(Extracts from a graphics dataset)
******
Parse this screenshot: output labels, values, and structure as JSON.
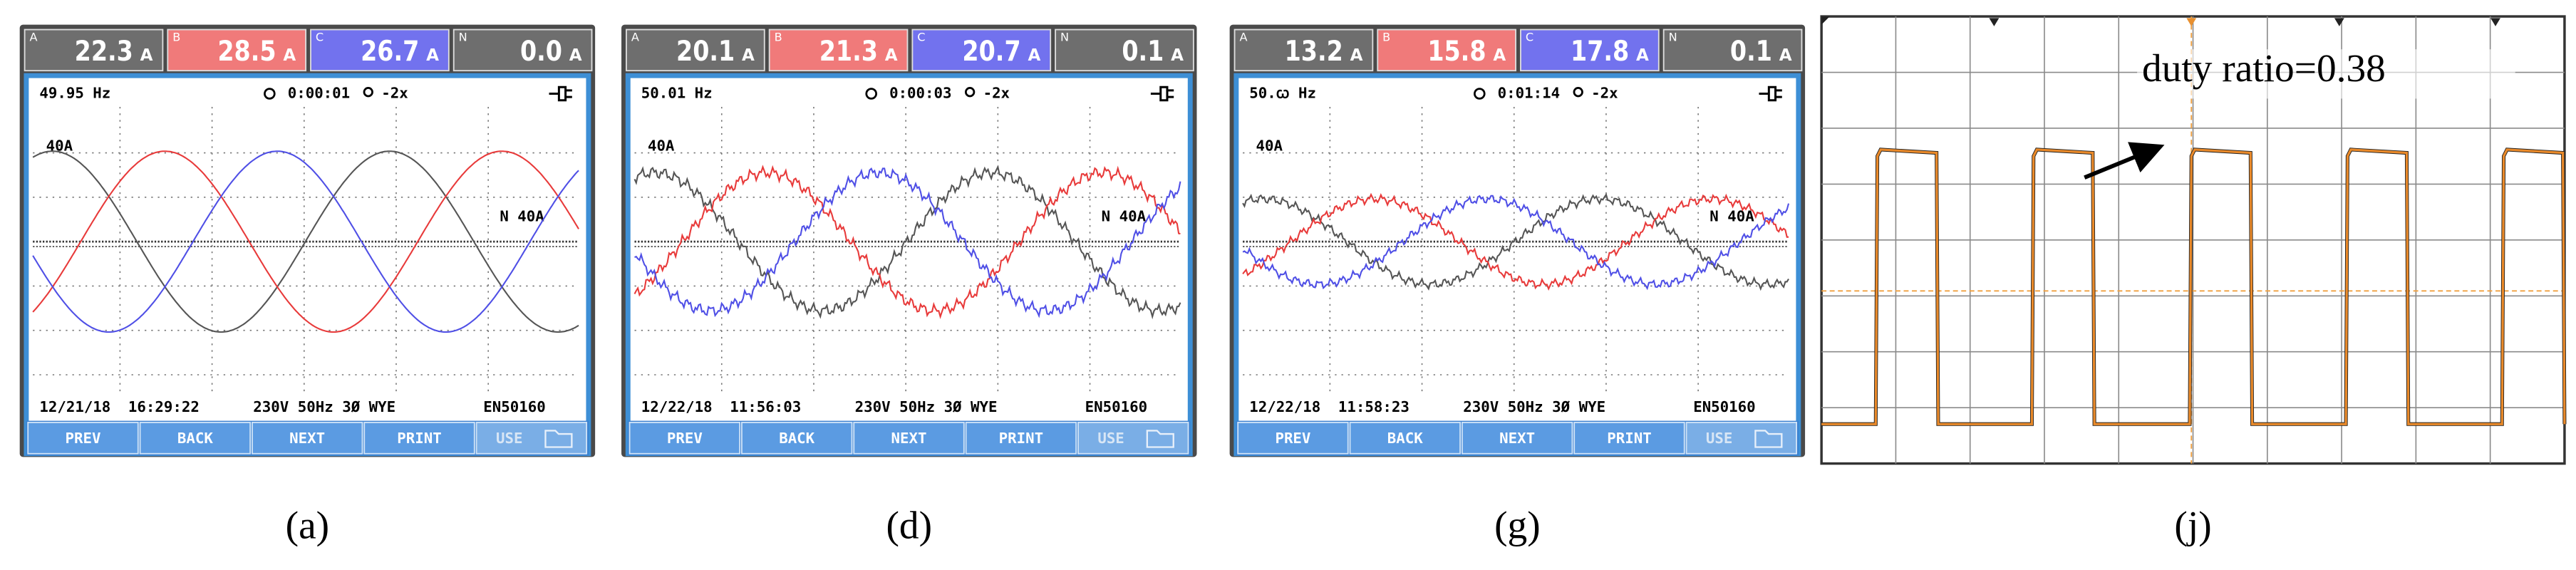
{
  "panels": [
    {
      "label": "(a)",
      "readings": [
        {
          "phase": "A",
          "value": "22.3",
          "unit": "A"
        },
        {
          "phase": "B",
          "value": "28.5",
          "unit": "A"
        },
        {
          "phase": "C",
          "value": "26.7",
          "unit": "A"
        },
        {
          "phase": "N",
          "value": "0.0",
          "unit": "A"
        }
      ],
      "frequency": "49.95 Hz",
      "timer": "0:00:01",
      "zoom": "-2x",
      "scale_label": "40A",
      "n_label": "N 40A",
      "date": "12/21/18",
      "time": "16:29:22",
      "status": "230V 50Hz 3Ø WYE",
      "standard": "EN50160",
      "buttons": [
        "PREV",
        "BACK",
        "NEXT",
        "PRINT",
        "USE"
      ]
    },
    {
      "label": "(d)",
      "readings": [
        {
          "phase": "A",
          "value": "20.1",
          "unit": "A"
        },
        {
          "phase": "B",
          "value": "21.3",
          "unit": "A"
        },
        {
          "phase": "C",
          "value": "20.7",
          "unit": "A"
        },
        {
          "phase": "N",
          "value": "0.1",
          "unit": "A"
        }
      ],
      "frequency": "50.01 Hz",
      "timer": "0:00:03",
      "zoom": "-2x",
      "scale_label": "40A",
      "n_label": "N 40A",
      "date": "12/22/18",
      "time": "11:56:03",
      "status": "230V 50Hz 3Ø WYE",
      "standard": "EN50160",
      "buttons": [
        "PREV",
        "BACK",
        "NEXT",
        "PRINT",
        "USE"
      ]
    },
    {
      "label": "(g)",
      "readings": [
        {
          "phase": "A",
          "value": "13.2",
          "unit": "A"
        },
        {
          "phase": "B",
          "value": "15.8",
          "unit": "A"
        },
        {
          "phase": "C",
          "value": "17.8",
          "unit": "A"
        },
        {
          "phase": "N",
          "value": "0.1",
          "unit": "A"
        }
      ],
      "frequency": "50.ꞷ Hz",
      "timer": "0:01:14",
      "zoom": "-2x",
      "scale_label": "40A",
      "n_label": "N 40A",
      "date": "12/22/18",
      "time": "11:58:23",
      "status": "230V 50Hz 3Ø WYE",
      "standard": "EN50160",
      "buttons": [
        "PREV",
        "BACK",
        "NEXT",
        "PRINT",
        "USE"
      ]
    }
  ],
  "scope": {
    "label": "(j)",
    "annotation": "duty ratio=0.38"
  }
}
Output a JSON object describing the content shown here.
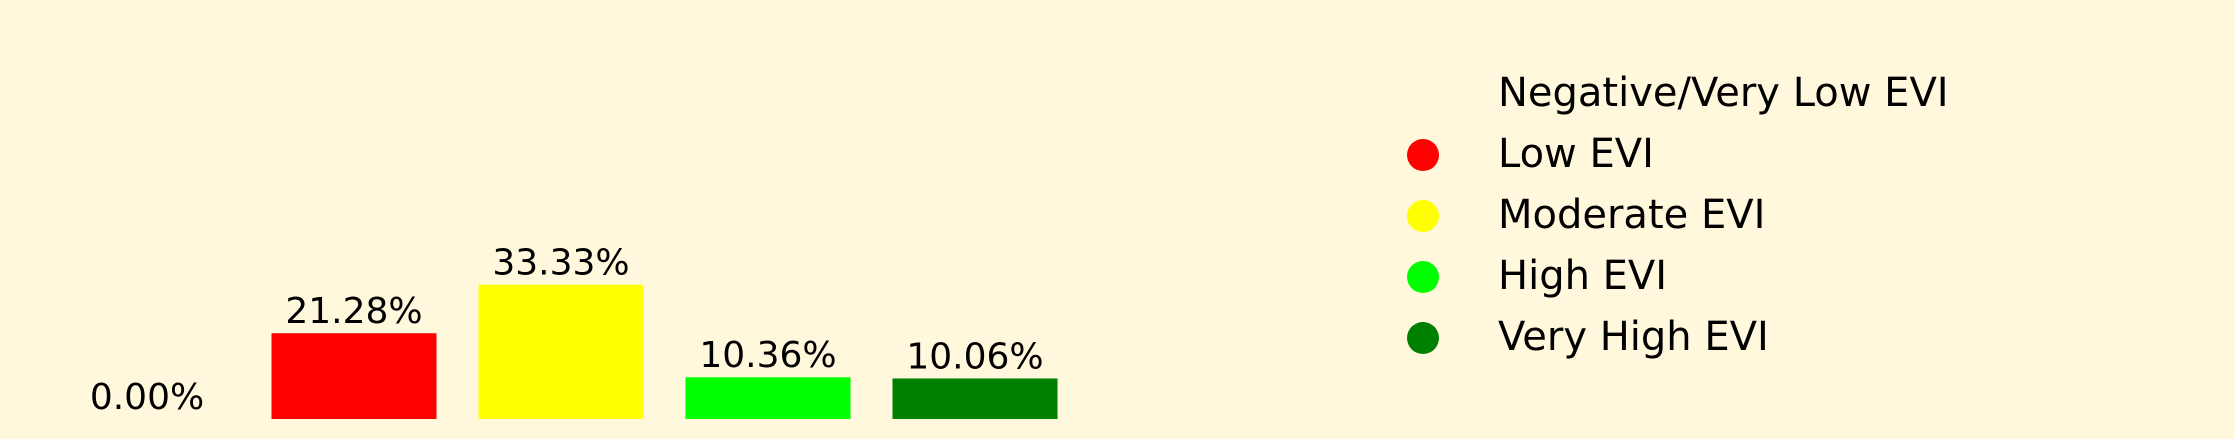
{
  "chart_data": {
    "type": "bar",
    "categories": [
      "Negative/Very Low EVI",
      "Low EVI",
      "Moderate EVI",
      "High EVI",
      "Very High EVI"
    ],
    "values": [
      0.0,
      21.28,
      33.33,
      10.36,
      10.06
    ],
    "value_labels": [
      "0.00%",
      "21.28%",
      "33.33%",
      "10.36%",
      "10.06%"
    ],
    "colors": [
      "#fff8dc",
      "#ff0000",
      "#ffff00",
      "#00ff00",
      "#008000"
    ],
    "legend": {
      "placement": "right",
      "entries": [
        {
          "label": "Negative/Very Low EVI",
          "color": "#fff8dc"
        },
        {
          "label": "Low EVI",
          "color": "#ff0000"
        },
        {
          "label": "Moderate EVI",
          "color": "#ffff00"
        },
        {
          "label": "High EVI",
          "color": "#00ff00"
        },
        {
          "label": "Very High EVI",
          "color": "#008000"
        }
      ]
    },
    "background": "#fff8dc",
    "grid": false,
    "axes_visible": false
  }
}
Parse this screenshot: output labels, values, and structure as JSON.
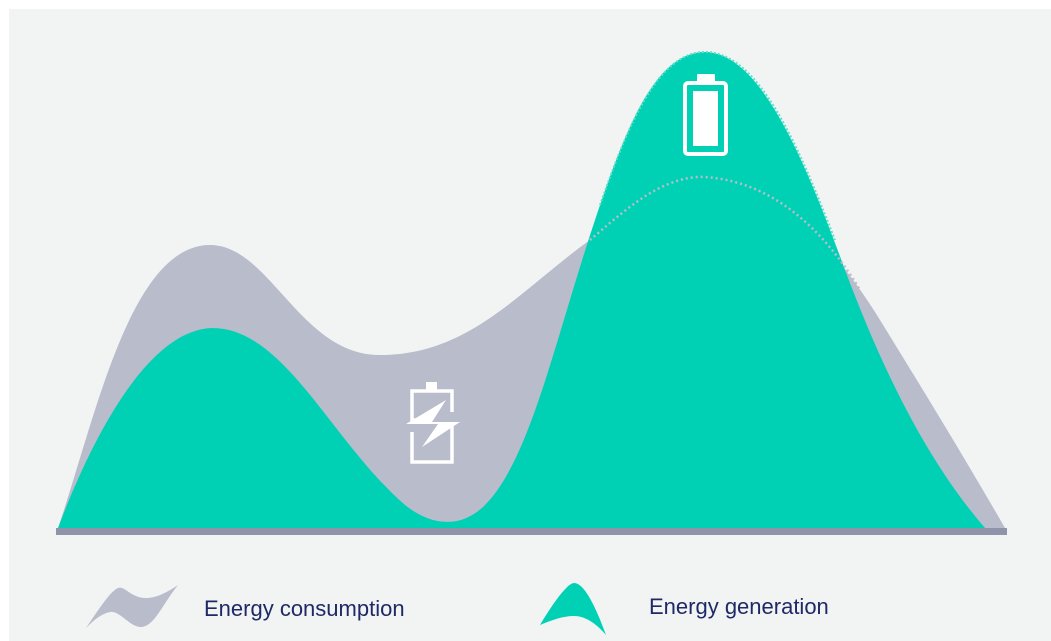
{
  "colors": {
    "background": "#f2f3f3",
    "consumption": "#b8bccb",
    "generation": "#00d1b5",
    "baseline": "#9094ab",
    "icon": "#ffffff",
    "label_text": "#1e2a66"
  },
  "icons": {
    "charging": "battery-charging-icon",
    "full": "battery-full-icon"
  },
  "legend": {
    "consumption": {
      "label": "Energy consumption",
      "swatch": "wave-swatch"
    },
    "generation": {
      "label": "Energy generation",
      "swatch": "peak-swatch"
    }
  }
}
******
*WHAT THE TASK ASKS*
Reproduce all of the data exactly, omitting each picture it holds.

*SOLUTION TO THIS EXERCISE*
Parse this screenshot: output labels, values, and structure as JSON.
{
  "panels": [
    {
      "label": "(a)",
      "readings": [
        {
          "phase": "A",
          "value": "22.3",
          "unit": "A"
        },
        {
          "phase": "B",
          "value": "28.5",
          "unit": "A"
        },
        {
          "phase": "C",
          "value": "26.7",
          "unit": "A"
        },
        {
          "phase": "N",
          "value": "0.0",
          "unit": "A"
        }
      ],
      "frequency": "49.95 Hz",
      "timer": "0:00:01",
      "zoom": "-2x",
      "scale_label": "40A",
      "n_label": "N 40A",
      "date": "12/21/18",
      "time": "16:29:22",
      "status": "230V 50Hz 3Ø WYE",
      "standard": "EN50160",
      "buttons": [
        "PREV",
        "BACK",
        "NEXT",
        "PRINT",
        "USE"
      ]
    },
    {
      "label": "(d)",
      "readings": [
        {
          "phase": "A",
          "value": "20.1",
          "unit": "A"
        },
        {
          "phase": "B",
          "value": "21.3",
          "unit": "A"
        },
        {
          "phase": "C",
          "value": "20.7",
          "unit": "A"
        },
        {
          "phase": "N",
          "value": "0.1",
          "unit": "A"
        }
      ],
      "frequency": "50.01 Hz",
      "timer": "0:00:03",
      "zoom": "-2x",
      "scale_label": "40A",
      "n_label": "N 40A",
      "date": "12/22/18",
      "time": "11:56:03",
      "status": "230V 50Hz 3Ø WYE",
      "standard": "EN50160",
      "buttons": [
        "PREV",
        "BACK",
        "NEXT",
        "PRINT",
        "USE"
      ]
    },
    {
      "label": "(g)",
      "readings": [
        {
          "phase": "A",
          "value": "13.2",
          "unit": "A"
        },
        {
          "phase": "B",
          "value": "15.8",
          "unit": "A"
        },
        {
          "phase": "C",
          "value": "17.8",
          "unit": "A"
        },
        {
          "phase": "N",
          "value": "0.1",
          "unit": "A"
        }
      ],
      "frequency": "50.ꞷ Hz",
      "timer": "0:01:14",
      "zoom": "-2x",
      "scale_label": "40A",
      "n_label": "N 40A",
      "date": "12/22/18",
      "time": "11:58:23",
      "status": "230V 50Hz 3Ø WYE",
      "standard": "EN50160",
      "buttons": [
        "PREV",
        "BACK",
        "NEXT",
        "PRINT",
        "USE"
      ]
    }
  ],
  "scope": {
    "label": "(j)",
    "annotation": "duty ratio=0.38"
  }
}
Output a JSON object describing the content shown here.
{
  "chart_data": {
    "type": "bar",
    "categories": [
      "Negative/Very Low EVI",
      "Low EVI",
      "Moderate EVI",
      "High EVI",
      "Very High EVI"
    ],
    "values": [
      0.0,
      21.28,
      33.33,
      10.36,
      10.06
    ],
    "value_labels": [
      "0.00%",
      "21.28%",
      "33.33%",
      "10.36%",
      "10.06%"
    ],
    "colors": [
      "#fff8dc",
      "#ff0000",
      "#ffff00",
      "#00ff00",
      "#008000"
    ],
    "legend": {
      "placement": "right",
      "entries": [
        {
          "label": "Negative/Very Low EVI",
          "color": "#fff8dc"
        },
        {
          "label": "Low EVI",
          "color": "#ff0000"
        },
        {
          "label": "Moderate EVI",
          "color": "#ffff00"
        },
        {
          "label": "High EVI",
          "color": "#00ff00"
        },
        {
          "label": "Very High EVI",
          "color": "#008000"
        }
      ]
    },
    "background": "#fff8dc",
    "grid": false,
    "axes_visible": false
  }
}
Parse this screenshot: output labels, values, and structure as JSON.
{
  "colors": {
    "background": "#f2f3f3",
    "consumption": "#b8bccb",
    "generation": "#00d1b5",
    "baseline": "#9094ab",
    "icon": "#ffffff",
    "label_text": "#1e2a66"
  },
  "icons": {
    "charging": "battery-charging-icon",
    "full": "battery-full-icon"
  },
  "legend": {
    "consumption": {
      "label": "Energy consumption",
      "swatch": "wave-swatch"
    },
    "generation": {
      "label": "Energy generation",
      "swatch": "peak-swatch"
    }
  }
}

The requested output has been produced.